[START]

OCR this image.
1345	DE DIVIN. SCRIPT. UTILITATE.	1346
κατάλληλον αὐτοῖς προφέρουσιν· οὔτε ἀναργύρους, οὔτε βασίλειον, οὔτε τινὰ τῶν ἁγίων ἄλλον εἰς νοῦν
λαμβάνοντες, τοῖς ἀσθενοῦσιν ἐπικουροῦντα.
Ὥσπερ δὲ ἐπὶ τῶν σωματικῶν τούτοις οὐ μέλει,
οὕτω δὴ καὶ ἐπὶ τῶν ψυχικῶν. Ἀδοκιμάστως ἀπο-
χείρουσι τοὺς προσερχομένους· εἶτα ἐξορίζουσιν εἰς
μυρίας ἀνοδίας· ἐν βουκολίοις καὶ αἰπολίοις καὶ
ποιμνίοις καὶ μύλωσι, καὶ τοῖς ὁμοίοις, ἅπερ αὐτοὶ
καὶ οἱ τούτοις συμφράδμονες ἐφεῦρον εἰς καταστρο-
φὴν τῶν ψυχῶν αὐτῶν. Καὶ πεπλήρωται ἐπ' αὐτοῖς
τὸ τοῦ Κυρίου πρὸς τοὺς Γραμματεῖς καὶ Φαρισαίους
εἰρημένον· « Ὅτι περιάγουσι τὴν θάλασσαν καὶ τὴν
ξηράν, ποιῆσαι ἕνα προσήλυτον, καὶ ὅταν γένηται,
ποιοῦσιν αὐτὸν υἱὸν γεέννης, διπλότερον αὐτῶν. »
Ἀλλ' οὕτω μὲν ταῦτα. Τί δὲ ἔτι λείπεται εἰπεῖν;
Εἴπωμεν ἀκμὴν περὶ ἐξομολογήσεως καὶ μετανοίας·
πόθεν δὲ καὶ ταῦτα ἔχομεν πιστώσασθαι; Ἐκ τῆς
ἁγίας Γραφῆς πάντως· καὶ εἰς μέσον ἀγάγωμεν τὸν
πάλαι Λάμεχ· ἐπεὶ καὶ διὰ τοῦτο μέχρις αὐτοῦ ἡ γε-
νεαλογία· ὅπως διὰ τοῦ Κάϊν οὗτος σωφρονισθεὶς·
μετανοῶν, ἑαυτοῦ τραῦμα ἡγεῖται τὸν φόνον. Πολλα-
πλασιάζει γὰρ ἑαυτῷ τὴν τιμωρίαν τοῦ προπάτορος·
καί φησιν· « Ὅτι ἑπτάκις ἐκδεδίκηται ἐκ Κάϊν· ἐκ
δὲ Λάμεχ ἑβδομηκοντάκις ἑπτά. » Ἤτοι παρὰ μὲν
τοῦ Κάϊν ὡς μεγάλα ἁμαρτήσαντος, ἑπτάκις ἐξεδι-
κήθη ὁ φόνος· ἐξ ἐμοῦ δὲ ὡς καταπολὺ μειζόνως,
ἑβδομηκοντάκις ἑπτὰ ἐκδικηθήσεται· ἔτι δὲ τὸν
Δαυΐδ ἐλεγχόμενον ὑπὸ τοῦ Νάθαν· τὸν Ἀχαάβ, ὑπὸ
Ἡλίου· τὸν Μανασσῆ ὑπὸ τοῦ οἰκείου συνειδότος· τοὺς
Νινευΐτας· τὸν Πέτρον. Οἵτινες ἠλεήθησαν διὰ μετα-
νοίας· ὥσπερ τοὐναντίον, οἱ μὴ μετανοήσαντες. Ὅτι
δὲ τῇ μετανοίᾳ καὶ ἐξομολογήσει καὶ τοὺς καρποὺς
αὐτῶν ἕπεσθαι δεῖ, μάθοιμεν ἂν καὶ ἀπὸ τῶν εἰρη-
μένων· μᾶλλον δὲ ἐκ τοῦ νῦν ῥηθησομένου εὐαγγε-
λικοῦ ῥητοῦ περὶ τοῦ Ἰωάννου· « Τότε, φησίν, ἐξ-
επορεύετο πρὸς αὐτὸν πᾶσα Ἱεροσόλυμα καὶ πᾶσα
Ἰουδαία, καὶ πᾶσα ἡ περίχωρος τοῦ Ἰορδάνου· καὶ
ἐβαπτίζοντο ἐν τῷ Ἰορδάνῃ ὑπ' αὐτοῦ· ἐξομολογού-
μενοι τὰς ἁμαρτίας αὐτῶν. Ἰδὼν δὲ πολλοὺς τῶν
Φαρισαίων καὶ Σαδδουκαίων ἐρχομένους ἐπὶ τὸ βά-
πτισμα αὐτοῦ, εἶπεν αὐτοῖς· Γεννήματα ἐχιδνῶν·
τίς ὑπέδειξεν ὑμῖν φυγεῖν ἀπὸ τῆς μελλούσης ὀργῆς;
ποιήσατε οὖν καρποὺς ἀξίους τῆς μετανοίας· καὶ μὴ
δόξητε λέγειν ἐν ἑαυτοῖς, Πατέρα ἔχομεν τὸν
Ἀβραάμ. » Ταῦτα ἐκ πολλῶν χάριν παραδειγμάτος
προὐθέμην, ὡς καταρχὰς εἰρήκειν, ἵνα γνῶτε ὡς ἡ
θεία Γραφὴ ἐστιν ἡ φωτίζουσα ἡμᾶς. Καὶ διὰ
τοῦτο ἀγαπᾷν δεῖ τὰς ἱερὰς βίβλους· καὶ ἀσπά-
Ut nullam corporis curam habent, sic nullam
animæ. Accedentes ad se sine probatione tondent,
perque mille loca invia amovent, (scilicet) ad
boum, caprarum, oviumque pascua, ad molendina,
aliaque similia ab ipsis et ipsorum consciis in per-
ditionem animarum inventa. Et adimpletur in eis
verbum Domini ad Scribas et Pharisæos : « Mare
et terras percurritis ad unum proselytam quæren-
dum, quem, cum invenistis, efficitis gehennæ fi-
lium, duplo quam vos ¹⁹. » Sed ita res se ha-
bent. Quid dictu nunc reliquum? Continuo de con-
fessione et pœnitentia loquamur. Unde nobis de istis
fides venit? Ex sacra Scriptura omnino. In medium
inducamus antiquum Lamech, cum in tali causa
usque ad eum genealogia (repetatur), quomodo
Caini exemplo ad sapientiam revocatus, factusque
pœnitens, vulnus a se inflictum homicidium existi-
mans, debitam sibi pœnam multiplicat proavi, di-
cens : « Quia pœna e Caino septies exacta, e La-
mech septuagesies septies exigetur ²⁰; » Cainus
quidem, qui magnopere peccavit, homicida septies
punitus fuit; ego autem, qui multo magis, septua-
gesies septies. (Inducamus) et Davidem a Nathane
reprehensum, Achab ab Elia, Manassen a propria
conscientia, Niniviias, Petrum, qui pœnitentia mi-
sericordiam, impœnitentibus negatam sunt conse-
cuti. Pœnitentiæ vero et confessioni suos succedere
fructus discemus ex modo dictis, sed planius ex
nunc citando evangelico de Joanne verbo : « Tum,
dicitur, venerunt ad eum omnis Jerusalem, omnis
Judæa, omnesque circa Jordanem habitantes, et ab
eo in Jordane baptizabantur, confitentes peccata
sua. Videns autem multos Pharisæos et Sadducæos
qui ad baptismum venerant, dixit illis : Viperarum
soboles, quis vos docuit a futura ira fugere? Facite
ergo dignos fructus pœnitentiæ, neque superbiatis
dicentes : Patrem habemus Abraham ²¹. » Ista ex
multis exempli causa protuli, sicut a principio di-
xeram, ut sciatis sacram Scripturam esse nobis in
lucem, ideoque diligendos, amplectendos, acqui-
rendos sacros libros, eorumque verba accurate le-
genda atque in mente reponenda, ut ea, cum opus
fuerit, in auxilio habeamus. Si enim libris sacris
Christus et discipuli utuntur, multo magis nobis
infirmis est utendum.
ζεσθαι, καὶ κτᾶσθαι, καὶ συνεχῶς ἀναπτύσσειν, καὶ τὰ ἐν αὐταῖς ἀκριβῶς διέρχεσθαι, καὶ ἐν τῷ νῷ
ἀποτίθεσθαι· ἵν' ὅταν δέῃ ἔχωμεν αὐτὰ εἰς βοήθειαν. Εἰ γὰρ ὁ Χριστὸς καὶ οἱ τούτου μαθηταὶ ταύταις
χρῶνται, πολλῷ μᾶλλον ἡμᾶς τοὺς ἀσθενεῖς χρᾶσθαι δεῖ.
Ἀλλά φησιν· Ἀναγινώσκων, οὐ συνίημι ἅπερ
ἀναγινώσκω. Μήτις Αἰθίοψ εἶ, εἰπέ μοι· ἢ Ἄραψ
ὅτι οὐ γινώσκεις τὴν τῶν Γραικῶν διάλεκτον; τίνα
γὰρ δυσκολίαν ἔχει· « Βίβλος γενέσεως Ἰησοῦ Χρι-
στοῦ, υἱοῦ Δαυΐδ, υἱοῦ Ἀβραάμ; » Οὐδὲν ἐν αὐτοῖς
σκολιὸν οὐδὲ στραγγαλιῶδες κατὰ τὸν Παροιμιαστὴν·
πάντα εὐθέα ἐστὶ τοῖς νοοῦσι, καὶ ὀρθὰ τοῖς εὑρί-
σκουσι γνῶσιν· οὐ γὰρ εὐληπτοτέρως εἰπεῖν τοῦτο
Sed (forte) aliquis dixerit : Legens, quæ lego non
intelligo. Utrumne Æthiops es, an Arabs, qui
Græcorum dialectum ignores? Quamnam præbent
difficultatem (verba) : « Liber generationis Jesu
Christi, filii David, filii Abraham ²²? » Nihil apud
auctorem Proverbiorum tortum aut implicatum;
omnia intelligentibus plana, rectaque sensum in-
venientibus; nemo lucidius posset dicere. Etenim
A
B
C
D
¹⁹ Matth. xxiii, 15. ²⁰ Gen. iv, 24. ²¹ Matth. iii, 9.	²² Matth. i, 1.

[END]

• GIVEN REQUEST
In how many lines of the data does the string "Pharisæos" appear? Give only the number.

• SOLUTION FOR THIS EXERCISE
2